Problem a:
Set down the passage on the GW100 test suite word for word, beginning at the words "In GW100, the" and stopping after "in these molecules.".

GW is a state-of-the-art method to compute energy levels of electrons in molecules. Numerical parameters need to be carefully chosen to achieve numerical convergence of GW results. The GW100 test is the state-of-the-art test suite for testing the numerical accuracy of GW. The GW100 test suite contains reference GW results for 100 molecules. Extremely tight numerical parameters are needed for 5 of the 100 molecules (BN, ozone, BeO, MgO, CuCN). Many GW algorithms cannot handle these five difficult molecules and give wrong results.

In GW100, the five molecules have been dealt with the PBE exchange-correlation functional. PBE is the most used functional for solids, but PBE comes with shortcomings for molecules. Moreover, the five molecules have been treated with paired electrons in GW100, i.e. every molecular orbital is occupied by a spin up and a spin down electron. The five molecules (O3, BN, BeO, MgO, CuCN) are unstable under ambient conditions which indicates unpaired electrons in these molecules.

Problem b:
List every line of the records that contains the string "排版和美化", copying each line in full.

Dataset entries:
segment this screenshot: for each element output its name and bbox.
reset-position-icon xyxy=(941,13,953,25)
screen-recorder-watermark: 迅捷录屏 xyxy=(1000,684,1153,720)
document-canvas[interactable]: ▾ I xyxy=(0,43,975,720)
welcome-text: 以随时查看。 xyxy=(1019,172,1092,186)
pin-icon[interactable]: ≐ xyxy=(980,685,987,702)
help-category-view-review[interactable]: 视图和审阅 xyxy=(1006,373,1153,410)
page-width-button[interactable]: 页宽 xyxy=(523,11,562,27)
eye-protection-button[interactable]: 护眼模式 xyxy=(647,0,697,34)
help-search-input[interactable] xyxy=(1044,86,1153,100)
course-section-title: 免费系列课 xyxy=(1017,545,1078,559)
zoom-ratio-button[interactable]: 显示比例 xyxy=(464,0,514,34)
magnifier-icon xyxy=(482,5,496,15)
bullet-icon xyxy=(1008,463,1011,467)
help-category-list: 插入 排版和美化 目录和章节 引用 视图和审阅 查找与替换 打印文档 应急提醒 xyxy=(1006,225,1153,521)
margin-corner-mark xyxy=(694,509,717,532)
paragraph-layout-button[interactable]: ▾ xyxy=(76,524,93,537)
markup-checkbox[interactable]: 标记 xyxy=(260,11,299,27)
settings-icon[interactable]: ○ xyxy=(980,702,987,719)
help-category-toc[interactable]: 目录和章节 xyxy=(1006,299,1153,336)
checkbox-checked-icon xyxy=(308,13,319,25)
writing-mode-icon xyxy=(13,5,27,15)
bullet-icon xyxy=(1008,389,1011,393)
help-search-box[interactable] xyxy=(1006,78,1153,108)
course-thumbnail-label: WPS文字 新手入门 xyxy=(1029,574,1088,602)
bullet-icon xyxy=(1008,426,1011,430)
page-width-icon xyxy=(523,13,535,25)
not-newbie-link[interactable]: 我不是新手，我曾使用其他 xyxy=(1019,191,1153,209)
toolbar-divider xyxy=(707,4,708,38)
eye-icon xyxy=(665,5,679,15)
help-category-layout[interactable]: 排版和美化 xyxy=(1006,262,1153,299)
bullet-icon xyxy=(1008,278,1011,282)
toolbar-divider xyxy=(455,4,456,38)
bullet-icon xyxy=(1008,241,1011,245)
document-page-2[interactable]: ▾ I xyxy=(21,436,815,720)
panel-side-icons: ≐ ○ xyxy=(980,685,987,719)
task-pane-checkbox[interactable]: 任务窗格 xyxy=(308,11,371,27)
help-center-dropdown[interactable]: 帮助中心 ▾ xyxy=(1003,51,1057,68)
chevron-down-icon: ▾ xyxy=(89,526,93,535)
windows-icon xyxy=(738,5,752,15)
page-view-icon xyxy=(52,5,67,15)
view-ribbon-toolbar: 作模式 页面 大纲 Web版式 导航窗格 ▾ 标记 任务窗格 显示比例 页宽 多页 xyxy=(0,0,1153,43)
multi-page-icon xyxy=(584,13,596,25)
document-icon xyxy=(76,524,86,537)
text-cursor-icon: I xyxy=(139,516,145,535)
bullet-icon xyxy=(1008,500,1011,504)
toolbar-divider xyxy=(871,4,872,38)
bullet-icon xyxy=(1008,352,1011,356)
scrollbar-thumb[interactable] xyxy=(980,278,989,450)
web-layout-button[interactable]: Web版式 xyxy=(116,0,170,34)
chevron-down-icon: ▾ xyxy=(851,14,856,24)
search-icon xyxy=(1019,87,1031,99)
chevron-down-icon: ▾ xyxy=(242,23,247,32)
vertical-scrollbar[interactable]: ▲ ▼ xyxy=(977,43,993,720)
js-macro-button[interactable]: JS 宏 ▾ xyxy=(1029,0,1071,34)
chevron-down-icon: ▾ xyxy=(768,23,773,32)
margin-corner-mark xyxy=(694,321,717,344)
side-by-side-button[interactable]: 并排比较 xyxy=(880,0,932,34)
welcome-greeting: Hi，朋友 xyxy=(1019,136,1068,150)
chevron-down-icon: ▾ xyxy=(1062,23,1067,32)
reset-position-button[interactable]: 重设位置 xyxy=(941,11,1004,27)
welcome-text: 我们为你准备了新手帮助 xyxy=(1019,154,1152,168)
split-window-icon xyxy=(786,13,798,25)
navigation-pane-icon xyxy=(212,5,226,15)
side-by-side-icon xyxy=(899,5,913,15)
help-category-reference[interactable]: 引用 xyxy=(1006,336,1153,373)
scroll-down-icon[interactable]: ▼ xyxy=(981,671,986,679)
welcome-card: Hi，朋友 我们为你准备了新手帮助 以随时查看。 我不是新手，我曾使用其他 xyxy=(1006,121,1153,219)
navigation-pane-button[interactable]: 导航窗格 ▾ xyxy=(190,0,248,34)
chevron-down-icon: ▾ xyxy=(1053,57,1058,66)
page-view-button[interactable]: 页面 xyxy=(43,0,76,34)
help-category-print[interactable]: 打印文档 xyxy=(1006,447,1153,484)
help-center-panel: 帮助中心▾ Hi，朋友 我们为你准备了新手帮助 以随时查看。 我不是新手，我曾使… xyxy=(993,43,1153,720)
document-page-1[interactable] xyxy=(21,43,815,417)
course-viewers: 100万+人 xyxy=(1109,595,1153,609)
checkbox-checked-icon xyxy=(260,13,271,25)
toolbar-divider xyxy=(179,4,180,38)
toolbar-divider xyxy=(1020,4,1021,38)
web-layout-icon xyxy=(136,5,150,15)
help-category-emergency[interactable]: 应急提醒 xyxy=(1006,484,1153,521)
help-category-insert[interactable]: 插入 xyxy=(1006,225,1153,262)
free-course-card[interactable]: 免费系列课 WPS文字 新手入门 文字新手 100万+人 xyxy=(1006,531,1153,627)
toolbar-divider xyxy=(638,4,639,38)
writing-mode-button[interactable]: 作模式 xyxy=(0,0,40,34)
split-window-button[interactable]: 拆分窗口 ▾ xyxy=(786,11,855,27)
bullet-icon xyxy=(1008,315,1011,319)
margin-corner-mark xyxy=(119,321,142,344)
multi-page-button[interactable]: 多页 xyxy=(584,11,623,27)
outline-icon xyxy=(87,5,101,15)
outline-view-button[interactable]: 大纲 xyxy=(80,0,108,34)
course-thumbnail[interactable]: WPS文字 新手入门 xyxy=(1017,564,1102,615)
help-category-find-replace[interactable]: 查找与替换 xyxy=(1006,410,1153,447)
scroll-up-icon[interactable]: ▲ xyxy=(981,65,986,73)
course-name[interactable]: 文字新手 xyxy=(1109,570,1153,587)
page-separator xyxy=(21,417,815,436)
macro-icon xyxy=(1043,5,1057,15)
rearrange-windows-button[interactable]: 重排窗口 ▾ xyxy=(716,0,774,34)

Expected output a:
In GW100, the five molecules have been dealt with the PBE exchange-correlation functional. PBE is the most used functional for solids, but PBE comes with shortcomings for molecules. Moreover, the five molecules have been treated with paired electrons in GW100, i.e. every molecular orbital is occupied by a spin up and a spin down electron. The five molecules (O3, BN, BeO, MgO, CuCN) are unstable under ambient conditions which indicates unpaired electrons in these molecules.

Expected output b:
help-category-list: 插入 排版和美化 目录和章节 引用 视图和审阅 查找与替换 打印文档 应急提醒 xyxy=(1006,225,1153,521)
help-category-layout[interactable]: 排版和美化 xyxy=(1006,262,1153,299)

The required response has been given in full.